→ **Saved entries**
= = = =

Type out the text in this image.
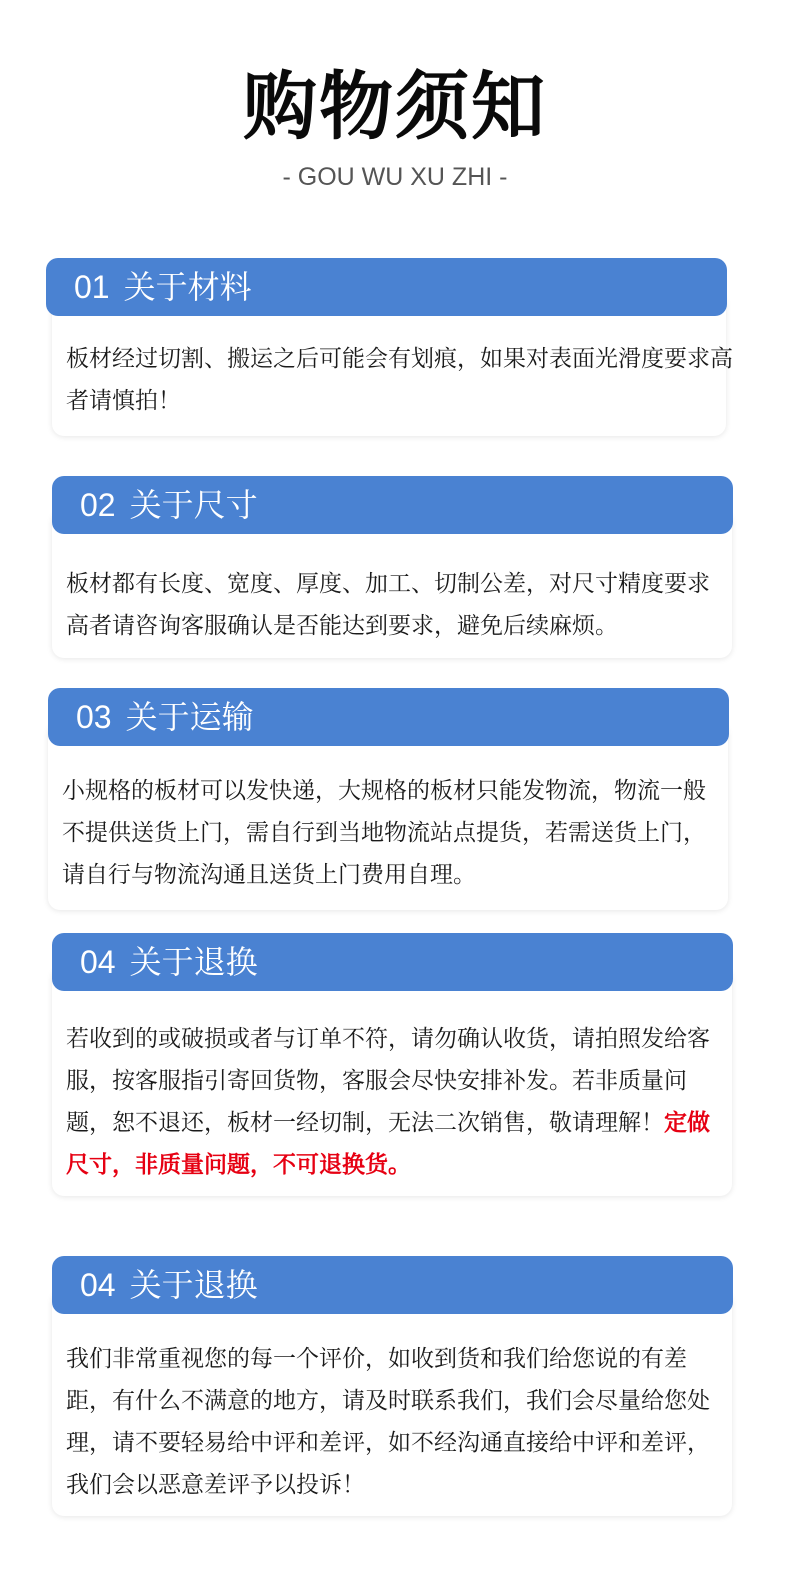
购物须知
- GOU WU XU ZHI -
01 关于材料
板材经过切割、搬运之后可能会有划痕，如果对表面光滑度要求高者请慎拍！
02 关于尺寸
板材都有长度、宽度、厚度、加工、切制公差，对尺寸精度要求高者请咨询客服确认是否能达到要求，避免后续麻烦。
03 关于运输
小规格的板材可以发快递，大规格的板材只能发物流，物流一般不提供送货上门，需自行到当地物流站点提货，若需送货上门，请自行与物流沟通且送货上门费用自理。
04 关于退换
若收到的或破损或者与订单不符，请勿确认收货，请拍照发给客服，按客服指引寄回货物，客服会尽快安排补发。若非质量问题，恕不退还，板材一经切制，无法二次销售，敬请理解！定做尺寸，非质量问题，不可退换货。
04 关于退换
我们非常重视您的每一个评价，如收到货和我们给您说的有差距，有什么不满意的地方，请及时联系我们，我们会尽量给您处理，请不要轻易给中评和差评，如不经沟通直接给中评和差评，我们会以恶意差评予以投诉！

= = = =

Repeat all of the data above word for word, minus the pictures.

→ **COMPLETED TASK**
Type out the text in this image.
购物须知
- GOU WU XU ZHI -
01 关于材料
板材经过切割、搬运之后可能会有划痕，如果对表面光滑度要求高者请慎拍！
02 关于尺寸
板材都有长度、宽度、厚度、加工、切制公差，对尺寸精度要求高者请咨询客服确认是否能达到要求，避免后续麻烦。
03 关于运输
小规格的板材可以发快递，大规格的板材只能发物流，物流一般不提供送货上门，需自行到当地物流站点提货，若需送货上门，请自行与物流沟通且送货上门费用自理。
04 关于退换
若收到的或破损或者与订单不符，请勿确认收货，请拍照发给客服，按客服指引寄回货物，客服会尽快安排补发。若非质量问题，恕不退还，板材一经切制，无法二次销售，敬请理解！定做尺寸，非质量问题，不可退换货。
04 关于退换
我们非常重视您的每一个评价，如收到货和我们给您说的有差距，有什么不满意的地方，请及时联系我们，我们会尽量给您处理，请不要轻易给中评和差评，如不经沟通直接给中评和差评，我们会以恶意差评予以投诉！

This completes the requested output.